» WRITTEN REQUEST: Print the listing that follows, character for character.

» GIVEN ENTRIES:
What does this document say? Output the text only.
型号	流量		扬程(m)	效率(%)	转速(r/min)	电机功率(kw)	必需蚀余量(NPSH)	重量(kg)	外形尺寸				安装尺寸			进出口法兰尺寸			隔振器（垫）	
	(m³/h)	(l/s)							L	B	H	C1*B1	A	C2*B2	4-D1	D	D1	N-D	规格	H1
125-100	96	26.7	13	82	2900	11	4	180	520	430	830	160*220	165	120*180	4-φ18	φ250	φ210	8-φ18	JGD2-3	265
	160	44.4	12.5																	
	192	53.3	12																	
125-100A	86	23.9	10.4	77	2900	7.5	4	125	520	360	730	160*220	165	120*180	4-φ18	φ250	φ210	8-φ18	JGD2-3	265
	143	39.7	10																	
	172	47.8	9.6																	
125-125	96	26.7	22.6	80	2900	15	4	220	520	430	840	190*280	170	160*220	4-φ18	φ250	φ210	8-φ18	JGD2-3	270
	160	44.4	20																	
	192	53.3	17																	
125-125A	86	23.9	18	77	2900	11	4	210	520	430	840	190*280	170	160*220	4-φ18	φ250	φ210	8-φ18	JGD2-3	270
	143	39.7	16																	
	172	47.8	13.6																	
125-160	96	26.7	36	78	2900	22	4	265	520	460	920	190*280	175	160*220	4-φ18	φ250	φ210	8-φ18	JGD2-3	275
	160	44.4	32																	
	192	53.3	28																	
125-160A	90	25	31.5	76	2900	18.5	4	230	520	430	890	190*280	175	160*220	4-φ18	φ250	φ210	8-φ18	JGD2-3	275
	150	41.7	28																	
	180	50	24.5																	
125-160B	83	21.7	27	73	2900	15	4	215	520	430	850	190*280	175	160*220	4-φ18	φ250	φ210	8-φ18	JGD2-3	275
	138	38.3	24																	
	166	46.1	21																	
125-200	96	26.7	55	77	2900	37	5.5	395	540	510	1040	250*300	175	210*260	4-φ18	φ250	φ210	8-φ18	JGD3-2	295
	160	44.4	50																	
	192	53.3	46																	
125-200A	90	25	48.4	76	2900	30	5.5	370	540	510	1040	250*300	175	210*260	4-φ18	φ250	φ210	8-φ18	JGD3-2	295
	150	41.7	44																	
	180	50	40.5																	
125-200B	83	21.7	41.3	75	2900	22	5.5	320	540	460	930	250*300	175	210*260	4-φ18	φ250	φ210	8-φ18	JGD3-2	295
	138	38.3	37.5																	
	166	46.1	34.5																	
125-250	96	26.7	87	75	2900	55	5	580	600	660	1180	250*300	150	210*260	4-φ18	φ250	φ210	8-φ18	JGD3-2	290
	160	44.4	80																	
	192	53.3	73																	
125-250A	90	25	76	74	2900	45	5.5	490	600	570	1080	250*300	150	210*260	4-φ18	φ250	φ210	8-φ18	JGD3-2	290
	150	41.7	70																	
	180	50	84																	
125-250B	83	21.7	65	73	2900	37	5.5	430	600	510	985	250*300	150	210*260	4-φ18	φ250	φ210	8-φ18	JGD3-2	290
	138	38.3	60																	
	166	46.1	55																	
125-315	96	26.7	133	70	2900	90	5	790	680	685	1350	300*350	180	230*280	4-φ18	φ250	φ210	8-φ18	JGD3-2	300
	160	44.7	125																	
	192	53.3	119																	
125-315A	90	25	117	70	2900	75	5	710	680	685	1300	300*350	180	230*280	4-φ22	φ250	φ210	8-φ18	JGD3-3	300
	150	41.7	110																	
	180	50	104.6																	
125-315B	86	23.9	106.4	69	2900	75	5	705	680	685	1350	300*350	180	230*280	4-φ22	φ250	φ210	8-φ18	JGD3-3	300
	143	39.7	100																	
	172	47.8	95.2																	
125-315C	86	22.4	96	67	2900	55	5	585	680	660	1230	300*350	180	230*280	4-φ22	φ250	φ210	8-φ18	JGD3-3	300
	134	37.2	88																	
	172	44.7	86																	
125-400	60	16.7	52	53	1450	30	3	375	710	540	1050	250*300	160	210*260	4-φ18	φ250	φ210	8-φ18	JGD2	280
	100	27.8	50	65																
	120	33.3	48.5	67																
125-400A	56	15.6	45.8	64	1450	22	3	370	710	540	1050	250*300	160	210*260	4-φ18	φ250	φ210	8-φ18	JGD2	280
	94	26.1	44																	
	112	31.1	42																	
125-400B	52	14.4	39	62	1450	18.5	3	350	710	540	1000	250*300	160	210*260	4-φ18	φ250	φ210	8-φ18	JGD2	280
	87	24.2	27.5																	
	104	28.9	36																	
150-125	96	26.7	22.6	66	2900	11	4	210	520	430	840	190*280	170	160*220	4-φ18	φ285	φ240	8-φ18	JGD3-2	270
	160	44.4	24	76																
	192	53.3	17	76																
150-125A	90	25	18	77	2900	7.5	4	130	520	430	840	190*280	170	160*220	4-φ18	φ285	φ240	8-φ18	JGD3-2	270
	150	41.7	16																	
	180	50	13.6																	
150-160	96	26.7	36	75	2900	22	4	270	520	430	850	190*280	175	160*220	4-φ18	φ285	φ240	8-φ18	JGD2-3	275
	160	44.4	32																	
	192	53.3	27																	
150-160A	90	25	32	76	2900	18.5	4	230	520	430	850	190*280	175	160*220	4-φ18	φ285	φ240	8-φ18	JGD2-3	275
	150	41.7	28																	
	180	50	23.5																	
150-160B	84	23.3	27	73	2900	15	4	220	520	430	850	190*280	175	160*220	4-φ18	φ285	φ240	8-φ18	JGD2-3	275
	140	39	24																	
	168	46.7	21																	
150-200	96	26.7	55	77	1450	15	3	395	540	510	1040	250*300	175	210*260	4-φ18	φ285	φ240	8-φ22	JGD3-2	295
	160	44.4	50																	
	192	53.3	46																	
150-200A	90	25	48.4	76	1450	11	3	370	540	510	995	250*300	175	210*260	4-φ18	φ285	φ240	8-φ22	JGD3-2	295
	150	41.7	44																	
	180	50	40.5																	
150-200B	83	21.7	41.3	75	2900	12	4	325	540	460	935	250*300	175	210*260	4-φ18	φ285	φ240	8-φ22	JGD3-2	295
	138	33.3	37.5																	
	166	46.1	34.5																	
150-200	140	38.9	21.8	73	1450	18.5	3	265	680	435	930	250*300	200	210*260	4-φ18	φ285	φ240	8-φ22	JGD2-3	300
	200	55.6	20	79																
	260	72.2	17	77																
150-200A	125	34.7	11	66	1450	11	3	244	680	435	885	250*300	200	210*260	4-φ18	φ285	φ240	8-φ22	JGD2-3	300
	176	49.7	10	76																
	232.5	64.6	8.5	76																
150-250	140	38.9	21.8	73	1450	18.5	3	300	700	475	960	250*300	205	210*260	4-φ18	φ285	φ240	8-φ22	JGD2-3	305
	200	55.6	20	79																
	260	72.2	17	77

» SOLVED EXERCISE:
What does this document say? Output the text only.
型号	流量		扬程(m)	效率(%)	转速(r/min)	电机功率(kw)	必需蚀余量(NPSH)	重量(kg)	外形尺寸				安装尺寸			进出口法兰尺寸			隔振器（垫）	
	(m³/h)	(l/s)							L	B	H	C1*B1	A	C2*B2	4-D1	D	D1	N-D	规格	H1
125-100	96	26.7	13	82	2900	11	4	180	520	430	830	160*220	165	120*180	4-φ18	φ250	φ210	8-φ18	JGD2-3	265
	160	44.4	12.5																	
	192	53.3	12																	
125-100A	86	23.9	10.4	77	2900	7.5	4	125	520	360	730	160*220	165	120*180	4-φ18	φ250	φ210	8-φ18	JGD2-3	265
	143	39.7	10																	
	172	47.8	9.6																	
125-125	96	26.7	22.6	80	2900	15	4	220	520	430	840	190*280	170	160*220	4-φ18	φ250	φ210	8-φ18	JGD2-3	270
	160	44.4	20																	
	192	53.3	17																	
125-125A	86	23.9	18	77	2900	11	4	210	520	430	840	190*280	170	160*220	4-φ18	φ250	φ210	8-φ18	JGD2-3	270
	143	39.7	16																	
	172	47.8	13.6																	
125-160	96	26.7	36	78	2900	22	4	265	520	460	920	190*280	175	160*220	4-φ18	φ250	φ210	8-φ18	JGD2-3	275
	160	44.4	32																	
	192	53.3	28																	
125-160A	90	25	31.5	76	2900	18.5	4	230	520	430	890	190*280	175	160*220	4-φ18	φ250	φ210	8-φ18	JGD2-3	275
	150	41.7	28																	
	180	50	24.5																	
125-160B	83	21.7	27	73	2900	15	4	215	520	430	850	190*280	175	160*220	4-φ18	φ250	φ210	8-φ18	JGD2-3	275
	138	38.3	24																	
	166	46.1	21																	
125-200	96	26.7	55	77	2900	37	5.5	395	540	510	1040	250*300	175	210*260	4-φ18	φ250	φ210	8-φ18	JGD3-2	295
	160	44.4	50																	
	192	53.3	46																	
125-200A	90	25	48.4	76	2900	30	5.5	370	540	510	1040	250*300	175	210*260	4-φ18	φ250	φ210	8-φ18	JGD3-2	295
	150	41.7	44																	
	180	50	40.5																	
125-200B	83	21.7	41.3	75	2900	22	5.5	320	540	460	930	250*300	175	210*260	4-φ18	φ250	φ210	8-φ18	JGD3-2	295
	138	38.3	37.5																	
	166	46.1	34.5																	
125-250	96	26.7	87	75	2900	55	5	580	600	660	1180	250*300	150	210*260	4-φ18	φ250	φ210	8-φ18	JGD3-2	290
	160	44.4	80																	
	192	53.3	73																	
125-250A	90	25	76	74	2900	45	5.5	490	600	570	1080	250*300	150	210*260	4-φ18	φ250	φ210	8-φ18	JGD3-2	290
	150	41.7	70																	
	180	50	84																	
125-250B	83	21.7	65	73	2900	37	5.5	430	600	510	985	250*300	150	210*260	4-φ18	φ250	φ210	8-φ18	JGD3-2	290
	138	38.3	60																	
	166	46.1	55																	
125-315	96	26.7	133	70	2900	90	5	790	680	685	1350	300*350	180	230*280	4-φ18	φ250	φ210	8-φ18	JGD3-2	300
	160	44.7	125																	
	192	53.3	119																	
125-315A	90	25	117	70	2900	75	5	710	680	685	1300	300*350	180	230*280	4-φ22	φ250	φ210	8-φ18	JGD3-3	300
	150	41.7	110																	
	180	50	104.6																	
125-315B	86	23.9	106.4	69	2900	75	5	705	680	685	1350	300*350	180	230*280	4-φ22	φ250	φ210	8-φ18	JGD3-3	300
	143	39.7	100																	
	172	47.8	95.2																	
125-315C	86	22.4	96	67	2900	55	5	585	680	660	1230	300*350	180	230*280	4-φ22	φ250	φ210	8-φ18	JGD3-3	300
	134	37.2	88																	
	172	44.7	86																	
125-400	60	16.7	52	53	1450	30	3	375	710	540	1050	250*300	160	210*260	4-φ18	φ250	φ210	8-φ18	JGD2	280
	100	27.8	50	65																
	120	33.3	48.5	67																
125-400A	56	15.6	45.8	64	1450	22	3	370	710	540	1050	250*300	160	210*260	4-φ18	φ250	φ210	8-φ18	JGD2	280
	94	26.1	44																	
	112	31.1	42																	
125-400B	52	14.4	39	62	1450	18.5	3	350	710	540	1000	250*300	160	210*260	4-φ18	φ250	φ210	8-φ18	JGD2	280
	87	24.2	27.5																	
	104	28.9	36																	
150-125	96	26.7	22.6	66	2900	11	4	210	520	430	840	190*280	170	160*220	4-φ18	φ285	φ240	8-φ18	JGD3-2	270
	160	44.4	24	76																
	192	53.3	17	76																
150-125A	90	25	18	77	2900	7.5	4	130	520	430	840	190*280	170	160*220	4-φ18	φ285	φ240	8-φ18	JGD3-2	270
	150	41.7	16																	
	180	50	13.6																	
150-160	96	26.7	36	75	2900	22	4	270	520	430	850	190*280	175	160*220	4-φ18	φ285	φ240	8-φ18	JGD2-3	275
	160	44.4	32																	
	192	53.3	27																	
150-160A	90	25	32	76	2900	18.5	4	230	520	430	850	190*280	175	160*220	4-φ18	φ285	φ240	8-φ18	JGD2-3	275
	150	41.7	28																	
	180	50	23.5																	
150-160B	84	23.3	27	73	2900	15	4	220	520	430	850	190*280	175	160*220	4-φ18	φ285	φ240	8-φ18	JGD2-3	275
	140	39	24																	
	168	46.7	21																	
150-200	96	26.7	55	77	1450	15	3	395	540	510	1040	250*300	175	210*260	4-φ18	φ285	φ240	8-φ22	JGD3-2	295
	160	44.4	50																	
	192	53.3	46																	
150-200A	90	25	48.4	76	1450	11	3	370	540	510	995	250*300	175	210*260	4-φ18	φ285	φ240	8-φ22	JGD3-2	295
	150	41.7	44																	
	180	50	40.5																	
150-200B	83	21.7	41.3	75	2900	12	4	325	540	460	935	250*300	175	210*260	4-φ18	φ285	φ240	8-φ22	JGD3-2	295
	138	33.3	37.5																	
	166	46.1	34.5																	
150-200	140	38.9	21.8	73	1450	18.5	3	265	680	435	930	250*300	200	210*260	4-φ18	φ285	φ240	8-φ22	JGD2-3	300
	200	55.6	20	79																
	260	72.2	17	77																
150-200A	125	34.7	11	66	1450	11	3	244	680	435	885	250*300	200	210*260	4-φ18	φ285	φ240	8-φ22	JGD2-3	300
	176	49.7	10	76																
	232.5	64.6	8.5	76																
150-250	140	38.9	21.8	73	1450	18.5	3	300	700	475	960	250*300	205	210*260	4-φ18	φ285	φ240	8-φ22	JGD2-3	305
	200	55.6	20	79																
	260	72.2	17	77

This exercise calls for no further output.